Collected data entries

>> BEGIN

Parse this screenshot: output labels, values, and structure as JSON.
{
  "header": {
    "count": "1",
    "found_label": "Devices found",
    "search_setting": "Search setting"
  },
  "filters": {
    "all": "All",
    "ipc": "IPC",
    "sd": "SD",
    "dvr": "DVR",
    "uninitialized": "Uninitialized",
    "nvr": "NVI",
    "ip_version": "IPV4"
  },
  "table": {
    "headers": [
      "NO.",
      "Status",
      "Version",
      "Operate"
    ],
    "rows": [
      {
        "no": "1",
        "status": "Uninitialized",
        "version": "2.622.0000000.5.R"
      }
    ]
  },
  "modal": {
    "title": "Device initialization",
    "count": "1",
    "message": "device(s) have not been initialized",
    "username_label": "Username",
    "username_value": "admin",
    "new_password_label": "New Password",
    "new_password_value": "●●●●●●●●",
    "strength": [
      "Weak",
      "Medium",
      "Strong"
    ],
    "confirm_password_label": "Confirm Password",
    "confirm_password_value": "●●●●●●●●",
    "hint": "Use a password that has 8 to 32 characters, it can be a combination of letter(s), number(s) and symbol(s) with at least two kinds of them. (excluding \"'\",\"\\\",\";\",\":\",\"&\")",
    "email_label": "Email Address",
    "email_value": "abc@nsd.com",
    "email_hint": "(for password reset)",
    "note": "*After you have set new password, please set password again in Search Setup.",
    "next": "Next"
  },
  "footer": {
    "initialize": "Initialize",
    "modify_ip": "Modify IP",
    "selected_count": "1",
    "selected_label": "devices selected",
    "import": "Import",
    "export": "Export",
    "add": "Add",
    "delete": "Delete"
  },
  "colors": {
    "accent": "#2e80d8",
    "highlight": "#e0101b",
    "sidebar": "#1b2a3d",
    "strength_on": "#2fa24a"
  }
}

>> END

◆ Requirement
Write the material out again in its entirety, exactly as shown.

◆ The answer
Parse this screenshot: output labels, values, and structure as JSON.
{
  "header": {
    "count": "1",
    "found_label": "Devices found",
    "search_setting": "Search setting"
  },
  "filters": {
    "all": "All",
    "ipc": "IPC",
    "sd": "SD",
    "dvr": "DVR",
    "uninitialized": "Uninitialized",
    "nvr": "NVI",
    "ip_version": "IPV4"
  },
  "table": {
    "headers": [
      "NO.",
      "Status",
      "Version",
      "Operate"
    ],
    "rows": [
      {
        "no": "1",
        "status": "Uninitialized",
        "version": "2.622.0000000.5.R"
      }
    ]
  },
  "modal": {
    "title": "Device initialization",
    "count": "1",
    "message": "device(s) have not been initialized",
    "username_label": "Username",
    "username_value": "admin",
    "new_password_label": "New Password",
    "new_password_value": "●●●●●●●●",
    "strength": [
      "Weak",
      "Medium",
      "Strong"
    ],
    "confirm_password_label": "Confirm Password",
    "confirm_password_value": "●●●●●●●●",
    "hint": "Use a password that has 8 to 32 characters, it can be a combination of letter(s), number(s) and symbol(s) with at least two kinds of them. (excluding \"'\",\"\\\",\";\",\":\",\"&\")",
    "email_label": "Email Address",
    "email_value": "abc@nsd.com",
    "email_hint": "(for password reset)",
    "note": "*After you have set new password, please set password again in Search Setup.",
    "next": "Next"
  },
  "footer": {
    "initialize": "Initialize",
    "modify_ip": "Modify IP",
    "selected_count": "1",
    "selected_label": "devices selected",
    "import": "Import",
    "export": "Export",
    "add": "Add",
    "delete": "Delete"
  },
  "colors": {
    "accent": "#2e80d8",
    "highlight": "#e0101b",
    "sidebar": "#1b2a3d",
    "strength_on": "#2fa24a"
  }
}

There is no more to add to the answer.